▶ [Instructions to follow]
Filter the lines below, copying only those with the string "process".

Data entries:
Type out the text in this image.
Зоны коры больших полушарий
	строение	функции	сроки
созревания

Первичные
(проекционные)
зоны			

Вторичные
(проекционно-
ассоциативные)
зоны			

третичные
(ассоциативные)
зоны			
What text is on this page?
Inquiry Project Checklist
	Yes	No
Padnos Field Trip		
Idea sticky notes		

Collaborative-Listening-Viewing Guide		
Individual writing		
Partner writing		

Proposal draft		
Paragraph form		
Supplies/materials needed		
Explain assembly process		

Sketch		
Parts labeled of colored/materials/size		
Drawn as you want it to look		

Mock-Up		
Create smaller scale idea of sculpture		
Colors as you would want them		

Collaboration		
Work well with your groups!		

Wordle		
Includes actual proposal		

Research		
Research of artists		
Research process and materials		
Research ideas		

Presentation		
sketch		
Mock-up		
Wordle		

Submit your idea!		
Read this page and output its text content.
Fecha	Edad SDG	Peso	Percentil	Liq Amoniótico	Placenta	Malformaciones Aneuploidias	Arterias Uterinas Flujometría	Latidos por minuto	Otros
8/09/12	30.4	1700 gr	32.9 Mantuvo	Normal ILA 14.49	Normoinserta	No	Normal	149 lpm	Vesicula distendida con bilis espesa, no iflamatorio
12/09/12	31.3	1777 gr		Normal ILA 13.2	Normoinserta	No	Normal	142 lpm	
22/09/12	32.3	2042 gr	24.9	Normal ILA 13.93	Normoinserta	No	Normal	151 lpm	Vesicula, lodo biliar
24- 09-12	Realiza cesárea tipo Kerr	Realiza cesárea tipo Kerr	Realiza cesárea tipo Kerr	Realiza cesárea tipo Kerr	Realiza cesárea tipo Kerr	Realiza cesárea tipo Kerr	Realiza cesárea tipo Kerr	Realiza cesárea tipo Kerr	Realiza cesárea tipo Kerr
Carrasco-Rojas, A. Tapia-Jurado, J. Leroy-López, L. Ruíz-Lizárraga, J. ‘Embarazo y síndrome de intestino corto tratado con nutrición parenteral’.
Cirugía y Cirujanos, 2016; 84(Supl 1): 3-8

▶ [Solution to the exercise]
Explain assembly process		
Research process and materials		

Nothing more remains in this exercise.